Select all lines with the string "extarsária" in them, and copy those lines.

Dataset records
* * * *

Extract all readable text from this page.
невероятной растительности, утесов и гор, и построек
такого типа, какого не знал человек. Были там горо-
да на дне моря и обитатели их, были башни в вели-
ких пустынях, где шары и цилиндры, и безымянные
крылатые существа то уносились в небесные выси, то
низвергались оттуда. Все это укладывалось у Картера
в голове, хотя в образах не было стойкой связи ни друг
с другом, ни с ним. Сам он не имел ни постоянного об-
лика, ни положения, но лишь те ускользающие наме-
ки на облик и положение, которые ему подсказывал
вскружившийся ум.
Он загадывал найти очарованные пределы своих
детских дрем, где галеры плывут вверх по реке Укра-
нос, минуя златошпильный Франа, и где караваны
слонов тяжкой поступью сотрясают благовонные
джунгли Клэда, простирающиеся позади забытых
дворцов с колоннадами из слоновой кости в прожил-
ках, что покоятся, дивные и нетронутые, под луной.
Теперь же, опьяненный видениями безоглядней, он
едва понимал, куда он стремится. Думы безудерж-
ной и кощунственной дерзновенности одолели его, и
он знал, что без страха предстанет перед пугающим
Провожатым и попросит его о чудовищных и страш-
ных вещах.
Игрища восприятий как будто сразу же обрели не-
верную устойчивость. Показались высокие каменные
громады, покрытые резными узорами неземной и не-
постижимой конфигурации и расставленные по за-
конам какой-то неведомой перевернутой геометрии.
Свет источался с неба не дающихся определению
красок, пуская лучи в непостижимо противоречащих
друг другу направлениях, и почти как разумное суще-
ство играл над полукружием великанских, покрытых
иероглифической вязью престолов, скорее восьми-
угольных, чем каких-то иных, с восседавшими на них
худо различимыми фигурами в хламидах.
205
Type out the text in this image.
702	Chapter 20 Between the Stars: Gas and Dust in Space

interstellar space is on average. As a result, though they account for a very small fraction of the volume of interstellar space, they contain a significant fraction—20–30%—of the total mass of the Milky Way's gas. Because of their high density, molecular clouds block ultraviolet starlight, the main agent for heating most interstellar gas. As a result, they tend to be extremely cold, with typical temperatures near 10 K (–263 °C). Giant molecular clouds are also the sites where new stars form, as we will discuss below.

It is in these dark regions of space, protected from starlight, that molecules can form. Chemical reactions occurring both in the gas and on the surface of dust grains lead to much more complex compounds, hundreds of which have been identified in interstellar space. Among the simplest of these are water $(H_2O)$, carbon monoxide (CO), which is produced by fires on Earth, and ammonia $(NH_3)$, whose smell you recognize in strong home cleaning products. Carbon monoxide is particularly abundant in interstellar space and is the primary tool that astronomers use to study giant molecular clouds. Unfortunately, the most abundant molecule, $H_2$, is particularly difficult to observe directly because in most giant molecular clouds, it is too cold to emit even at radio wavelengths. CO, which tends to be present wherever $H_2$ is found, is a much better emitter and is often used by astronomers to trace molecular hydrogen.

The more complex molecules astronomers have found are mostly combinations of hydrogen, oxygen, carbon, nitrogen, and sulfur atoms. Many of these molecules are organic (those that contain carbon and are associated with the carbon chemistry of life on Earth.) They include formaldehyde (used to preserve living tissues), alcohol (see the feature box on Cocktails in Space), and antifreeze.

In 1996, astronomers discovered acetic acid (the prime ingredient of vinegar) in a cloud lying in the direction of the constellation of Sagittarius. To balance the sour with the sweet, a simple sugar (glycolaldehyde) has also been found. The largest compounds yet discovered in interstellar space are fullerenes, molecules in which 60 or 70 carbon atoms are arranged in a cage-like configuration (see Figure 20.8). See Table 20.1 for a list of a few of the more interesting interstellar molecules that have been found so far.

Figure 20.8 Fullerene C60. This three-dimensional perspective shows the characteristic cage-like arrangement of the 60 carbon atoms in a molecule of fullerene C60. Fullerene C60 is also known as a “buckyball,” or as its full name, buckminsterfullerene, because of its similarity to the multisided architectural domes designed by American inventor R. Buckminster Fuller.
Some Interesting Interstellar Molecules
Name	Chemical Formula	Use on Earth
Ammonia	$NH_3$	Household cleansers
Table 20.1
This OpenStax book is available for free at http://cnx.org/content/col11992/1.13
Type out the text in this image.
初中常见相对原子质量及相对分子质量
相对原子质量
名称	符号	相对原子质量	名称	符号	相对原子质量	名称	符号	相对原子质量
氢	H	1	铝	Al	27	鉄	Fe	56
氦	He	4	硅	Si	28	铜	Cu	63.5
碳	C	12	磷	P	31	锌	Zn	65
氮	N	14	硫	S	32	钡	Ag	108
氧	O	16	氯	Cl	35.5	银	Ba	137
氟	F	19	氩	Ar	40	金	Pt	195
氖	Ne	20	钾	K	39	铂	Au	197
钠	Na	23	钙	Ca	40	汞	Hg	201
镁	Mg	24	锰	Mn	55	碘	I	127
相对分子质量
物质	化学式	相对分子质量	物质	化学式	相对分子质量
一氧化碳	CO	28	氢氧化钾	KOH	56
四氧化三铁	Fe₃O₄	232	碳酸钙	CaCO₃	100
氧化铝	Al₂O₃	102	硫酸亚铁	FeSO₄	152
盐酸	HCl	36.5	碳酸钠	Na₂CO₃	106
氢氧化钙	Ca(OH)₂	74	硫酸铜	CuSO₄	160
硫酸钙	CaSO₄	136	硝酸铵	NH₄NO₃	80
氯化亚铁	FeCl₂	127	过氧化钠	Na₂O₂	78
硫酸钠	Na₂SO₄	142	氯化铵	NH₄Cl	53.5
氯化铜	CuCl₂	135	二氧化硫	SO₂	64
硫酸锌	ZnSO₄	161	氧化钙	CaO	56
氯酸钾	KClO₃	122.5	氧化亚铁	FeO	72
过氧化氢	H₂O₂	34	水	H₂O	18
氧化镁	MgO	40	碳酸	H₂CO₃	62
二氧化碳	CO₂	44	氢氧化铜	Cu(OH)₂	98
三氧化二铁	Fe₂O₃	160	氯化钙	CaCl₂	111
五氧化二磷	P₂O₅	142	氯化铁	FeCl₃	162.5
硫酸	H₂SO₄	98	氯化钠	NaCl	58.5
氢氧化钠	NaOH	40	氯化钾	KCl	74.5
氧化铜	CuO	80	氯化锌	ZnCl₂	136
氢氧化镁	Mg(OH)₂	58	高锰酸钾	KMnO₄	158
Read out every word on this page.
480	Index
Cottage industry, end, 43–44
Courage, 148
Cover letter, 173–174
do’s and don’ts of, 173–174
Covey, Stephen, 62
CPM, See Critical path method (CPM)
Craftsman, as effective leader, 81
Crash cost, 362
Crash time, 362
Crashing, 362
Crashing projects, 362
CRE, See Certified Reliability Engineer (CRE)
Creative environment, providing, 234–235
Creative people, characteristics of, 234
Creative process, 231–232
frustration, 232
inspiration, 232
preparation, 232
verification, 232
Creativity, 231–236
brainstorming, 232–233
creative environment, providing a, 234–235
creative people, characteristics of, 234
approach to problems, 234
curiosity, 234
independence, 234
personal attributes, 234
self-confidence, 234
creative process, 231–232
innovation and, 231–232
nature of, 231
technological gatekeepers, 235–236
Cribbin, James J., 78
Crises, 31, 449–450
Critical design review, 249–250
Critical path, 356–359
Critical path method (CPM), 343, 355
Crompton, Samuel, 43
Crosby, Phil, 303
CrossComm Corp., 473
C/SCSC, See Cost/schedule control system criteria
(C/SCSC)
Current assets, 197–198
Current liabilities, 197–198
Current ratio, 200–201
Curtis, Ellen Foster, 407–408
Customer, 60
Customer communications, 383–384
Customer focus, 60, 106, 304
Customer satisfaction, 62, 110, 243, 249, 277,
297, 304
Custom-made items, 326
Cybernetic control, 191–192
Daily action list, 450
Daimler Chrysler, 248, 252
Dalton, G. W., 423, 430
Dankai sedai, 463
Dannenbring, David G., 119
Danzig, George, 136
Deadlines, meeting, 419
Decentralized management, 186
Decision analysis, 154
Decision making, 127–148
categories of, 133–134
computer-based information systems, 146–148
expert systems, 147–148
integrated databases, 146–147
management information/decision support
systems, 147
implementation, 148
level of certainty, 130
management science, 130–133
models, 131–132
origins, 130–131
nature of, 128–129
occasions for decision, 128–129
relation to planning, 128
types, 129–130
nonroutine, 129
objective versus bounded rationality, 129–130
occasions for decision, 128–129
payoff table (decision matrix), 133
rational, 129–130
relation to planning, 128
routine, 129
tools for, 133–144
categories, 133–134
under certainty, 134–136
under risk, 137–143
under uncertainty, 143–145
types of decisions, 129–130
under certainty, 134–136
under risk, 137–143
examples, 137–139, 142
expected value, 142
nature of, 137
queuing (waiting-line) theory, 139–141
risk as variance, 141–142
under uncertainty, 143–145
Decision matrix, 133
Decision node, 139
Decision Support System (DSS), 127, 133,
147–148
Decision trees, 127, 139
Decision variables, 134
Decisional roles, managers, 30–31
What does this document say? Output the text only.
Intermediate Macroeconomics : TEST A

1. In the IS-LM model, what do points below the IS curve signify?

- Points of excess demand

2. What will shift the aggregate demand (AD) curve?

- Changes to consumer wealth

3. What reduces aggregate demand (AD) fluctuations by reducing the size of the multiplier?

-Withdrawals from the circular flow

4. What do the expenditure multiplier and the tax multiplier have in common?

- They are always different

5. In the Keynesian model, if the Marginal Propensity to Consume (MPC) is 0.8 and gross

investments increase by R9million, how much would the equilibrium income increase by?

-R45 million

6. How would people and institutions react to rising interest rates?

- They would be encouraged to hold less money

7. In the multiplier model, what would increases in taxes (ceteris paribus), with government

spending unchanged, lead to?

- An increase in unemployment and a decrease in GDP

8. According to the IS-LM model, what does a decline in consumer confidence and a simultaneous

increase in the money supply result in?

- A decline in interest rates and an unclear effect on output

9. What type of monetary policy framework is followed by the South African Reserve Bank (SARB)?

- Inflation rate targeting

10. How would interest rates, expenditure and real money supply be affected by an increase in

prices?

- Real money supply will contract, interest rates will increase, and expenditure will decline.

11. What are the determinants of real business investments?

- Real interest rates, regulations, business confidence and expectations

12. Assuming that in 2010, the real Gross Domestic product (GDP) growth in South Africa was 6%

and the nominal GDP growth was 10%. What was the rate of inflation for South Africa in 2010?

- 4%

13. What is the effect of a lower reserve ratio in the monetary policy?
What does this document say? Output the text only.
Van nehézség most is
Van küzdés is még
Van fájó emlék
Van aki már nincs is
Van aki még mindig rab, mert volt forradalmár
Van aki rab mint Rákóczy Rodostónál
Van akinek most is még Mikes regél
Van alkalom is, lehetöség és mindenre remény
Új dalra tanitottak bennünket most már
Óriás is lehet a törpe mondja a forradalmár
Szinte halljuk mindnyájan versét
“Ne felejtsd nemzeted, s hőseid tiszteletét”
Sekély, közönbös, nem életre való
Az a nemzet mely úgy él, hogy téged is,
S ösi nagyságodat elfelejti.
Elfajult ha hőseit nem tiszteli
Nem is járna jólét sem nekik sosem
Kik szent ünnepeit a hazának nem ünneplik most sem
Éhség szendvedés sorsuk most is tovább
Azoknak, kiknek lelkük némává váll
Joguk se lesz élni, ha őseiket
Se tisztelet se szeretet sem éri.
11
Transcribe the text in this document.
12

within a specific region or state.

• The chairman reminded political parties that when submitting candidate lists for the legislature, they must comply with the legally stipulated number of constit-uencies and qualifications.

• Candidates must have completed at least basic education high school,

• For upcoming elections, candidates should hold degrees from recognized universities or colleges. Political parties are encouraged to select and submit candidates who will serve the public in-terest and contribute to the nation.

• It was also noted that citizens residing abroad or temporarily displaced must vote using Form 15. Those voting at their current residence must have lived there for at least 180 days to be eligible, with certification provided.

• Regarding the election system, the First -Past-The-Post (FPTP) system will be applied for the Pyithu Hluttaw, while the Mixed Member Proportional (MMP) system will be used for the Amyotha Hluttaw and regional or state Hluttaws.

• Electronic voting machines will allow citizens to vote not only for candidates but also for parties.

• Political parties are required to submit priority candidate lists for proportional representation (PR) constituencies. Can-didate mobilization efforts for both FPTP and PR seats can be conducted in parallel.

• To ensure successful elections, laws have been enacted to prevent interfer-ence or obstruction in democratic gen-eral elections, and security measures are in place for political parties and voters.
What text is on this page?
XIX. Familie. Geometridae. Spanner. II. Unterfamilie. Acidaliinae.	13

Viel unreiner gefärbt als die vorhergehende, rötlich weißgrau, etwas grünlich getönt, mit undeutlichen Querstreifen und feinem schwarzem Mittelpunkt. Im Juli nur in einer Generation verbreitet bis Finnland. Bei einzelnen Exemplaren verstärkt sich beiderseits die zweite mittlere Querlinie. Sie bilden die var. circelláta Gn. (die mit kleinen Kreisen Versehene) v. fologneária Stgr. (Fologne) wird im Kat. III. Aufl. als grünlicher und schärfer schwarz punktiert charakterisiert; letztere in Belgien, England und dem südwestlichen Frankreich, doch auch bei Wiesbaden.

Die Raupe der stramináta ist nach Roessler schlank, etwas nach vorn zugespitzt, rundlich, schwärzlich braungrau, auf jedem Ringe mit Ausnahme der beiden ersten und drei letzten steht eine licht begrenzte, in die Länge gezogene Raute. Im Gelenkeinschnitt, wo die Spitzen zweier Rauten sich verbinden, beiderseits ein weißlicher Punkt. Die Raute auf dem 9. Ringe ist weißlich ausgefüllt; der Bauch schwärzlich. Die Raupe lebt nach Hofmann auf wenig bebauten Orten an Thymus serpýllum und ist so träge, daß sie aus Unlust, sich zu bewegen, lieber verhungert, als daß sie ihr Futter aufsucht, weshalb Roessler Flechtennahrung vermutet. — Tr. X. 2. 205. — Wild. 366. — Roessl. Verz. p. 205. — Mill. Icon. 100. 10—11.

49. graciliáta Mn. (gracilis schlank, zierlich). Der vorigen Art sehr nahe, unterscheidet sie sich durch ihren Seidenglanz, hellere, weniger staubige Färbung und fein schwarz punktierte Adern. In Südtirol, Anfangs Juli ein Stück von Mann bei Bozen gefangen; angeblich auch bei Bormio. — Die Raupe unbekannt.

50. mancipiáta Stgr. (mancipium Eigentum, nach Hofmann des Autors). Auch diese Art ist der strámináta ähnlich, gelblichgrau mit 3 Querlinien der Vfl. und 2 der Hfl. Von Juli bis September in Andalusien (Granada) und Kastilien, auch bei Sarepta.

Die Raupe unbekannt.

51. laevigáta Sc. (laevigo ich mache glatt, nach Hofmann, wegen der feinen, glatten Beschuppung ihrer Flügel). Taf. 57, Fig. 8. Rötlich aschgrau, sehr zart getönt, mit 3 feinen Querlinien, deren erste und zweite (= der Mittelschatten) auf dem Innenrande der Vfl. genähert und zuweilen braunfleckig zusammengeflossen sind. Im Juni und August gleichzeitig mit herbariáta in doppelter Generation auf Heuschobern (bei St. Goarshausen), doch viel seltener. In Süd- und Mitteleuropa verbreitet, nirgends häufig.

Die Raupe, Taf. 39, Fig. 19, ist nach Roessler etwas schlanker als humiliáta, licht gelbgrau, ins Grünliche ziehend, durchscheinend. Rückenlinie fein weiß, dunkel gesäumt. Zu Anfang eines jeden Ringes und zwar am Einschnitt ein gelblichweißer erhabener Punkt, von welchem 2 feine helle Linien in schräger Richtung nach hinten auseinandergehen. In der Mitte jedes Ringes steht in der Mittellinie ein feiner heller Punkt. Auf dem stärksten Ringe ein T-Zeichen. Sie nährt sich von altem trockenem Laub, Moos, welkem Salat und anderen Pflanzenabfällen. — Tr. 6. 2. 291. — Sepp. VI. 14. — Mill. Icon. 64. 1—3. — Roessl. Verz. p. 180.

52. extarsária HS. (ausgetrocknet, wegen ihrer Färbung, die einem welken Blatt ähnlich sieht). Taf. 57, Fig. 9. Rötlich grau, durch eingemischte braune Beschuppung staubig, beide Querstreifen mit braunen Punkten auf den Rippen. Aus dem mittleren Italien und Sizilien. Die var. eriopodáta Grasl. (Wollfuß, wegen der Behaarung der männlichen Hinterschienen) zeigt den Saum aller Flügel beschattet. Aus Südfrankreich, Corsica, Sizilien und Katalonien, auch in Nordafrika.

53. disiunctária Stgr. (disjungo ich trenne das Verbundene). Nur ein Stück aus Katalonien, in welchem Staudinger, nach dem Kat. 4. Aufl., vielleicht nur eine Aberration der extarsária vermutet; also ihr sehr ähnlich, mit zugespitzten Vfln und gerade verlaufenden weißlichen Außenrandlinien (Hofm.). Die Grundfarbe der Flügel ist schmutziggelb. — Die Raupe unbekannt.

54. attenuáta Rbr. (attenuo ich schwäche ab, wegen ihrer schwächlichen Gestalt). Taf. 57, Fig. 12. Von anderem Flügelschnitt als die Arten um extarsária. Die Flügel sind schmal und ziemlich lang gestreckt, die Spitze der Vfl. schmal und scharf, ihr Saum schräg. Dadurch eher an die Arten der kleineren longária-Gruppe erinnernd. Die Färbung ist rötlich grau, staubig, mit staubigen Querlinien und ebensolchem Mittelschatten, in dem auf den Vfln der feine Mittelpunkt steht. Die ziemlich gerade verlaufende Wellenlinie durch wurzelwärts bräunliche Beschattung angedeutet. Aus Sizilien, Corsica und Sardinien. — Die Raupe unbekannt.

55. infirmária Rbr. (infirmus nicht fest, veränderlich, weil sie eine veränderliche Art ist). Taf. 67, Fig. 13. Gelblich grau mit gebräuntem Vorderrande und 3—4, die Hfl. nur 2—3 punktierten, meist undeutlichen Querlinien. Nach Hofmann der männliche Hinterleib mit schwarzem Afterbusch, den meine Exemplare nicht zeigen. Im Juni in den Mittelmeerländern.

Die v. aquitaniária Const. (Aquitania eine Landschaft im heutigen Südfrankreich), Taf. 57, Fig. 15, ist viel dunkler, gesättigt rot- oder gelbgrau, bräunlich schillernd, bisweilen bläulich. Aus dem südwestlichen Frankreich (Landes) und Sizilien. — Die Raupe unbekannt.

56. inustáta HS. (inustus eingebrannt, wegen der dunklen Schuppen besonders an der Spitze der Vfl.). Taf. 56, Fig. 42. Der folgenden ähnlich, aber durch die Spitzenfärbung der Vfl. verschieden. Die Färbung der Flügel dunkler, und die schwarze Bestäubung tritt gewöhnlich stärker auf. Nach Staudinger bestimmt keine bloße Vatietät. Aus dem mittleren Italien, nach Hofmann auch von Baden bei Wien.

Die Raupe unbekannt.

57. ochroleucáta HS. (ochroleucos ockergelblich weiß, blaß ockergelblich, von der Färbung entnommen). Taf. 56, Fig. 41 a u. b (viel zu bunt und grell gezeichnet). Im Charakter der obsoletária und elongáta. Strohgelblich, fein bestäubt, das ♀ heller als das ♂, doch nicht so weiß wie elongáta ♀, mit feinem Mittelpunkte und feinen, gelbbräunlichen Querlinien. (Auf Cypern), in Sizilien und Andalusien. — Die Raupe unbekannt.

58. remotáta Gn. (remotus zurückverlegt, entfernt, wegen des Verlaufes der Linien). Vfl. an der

* * * *

RESPONSE TO THIS TASK =
52. extarsária HS. (ausgetrocknet, wegen ihrer Färbung, die einem welken Blatt ähnlich sieht). Taf. 57, Fig. 9. Rötlich grau, durch eingemischte braune Beschuppung staubig, beide Querstreifen mit braunen Punkten auf den Rippen. Aus dem mittleren Italien und Sizilien. Die var. eriopodáta Grasl. (Wollfuß, wegen der Behaarung der männlichen Hinterschienen) zeigt den Saum aller Flügel beschattet. Aus Südfrankreich, Corsica, Sizilien und Katalonien, auch in Nordafrika.
53. disiunctária Stgr. (disjungo ich trenne das Verbundene). Nur ein Stück aus Katalonien, in welchem Staudinger, nach dem Kat. 4. Aufl., vielleicht nur eine Aberration der extarsária vermutet; also ihr sehr ähnlich, mit zugespitzten Vfln und gerade verlaufenden weißlichen Außenrandlinien (Hofm.). Die Grundfarbe der Flügel ist schmutziggelb. — Die Raupe unbekannt.
54. attenuáta Rbr. (attenuo ich schwäche ab, wegen ihrer schwächlichen Gestalt). Taf. 57, Fig. 12. Von anderem Flügelschnitt als die Arten um extarsária. Die Flügel sind schmal und ziemlich lang gestreckt, die Spitze der Vfl. schmal und scharf, ihr Saum schräg. Dadurch eher an die Arten der kleineren longária-Gruppe erinnernd. Die Färbung ist rötlich grau, staubig, mit staubigen Querlinien und ebensolchem Mittelschatten, in dem auf den Vfln der feine Mittelpunkt steht. Die ziemlich gerade verlaufende Wellenlinie durch wurzelwärts bräunliche Beschattung angedeutet. Aus Sizilien, Corsica und Sardinien. — Die Raupe unbekannt.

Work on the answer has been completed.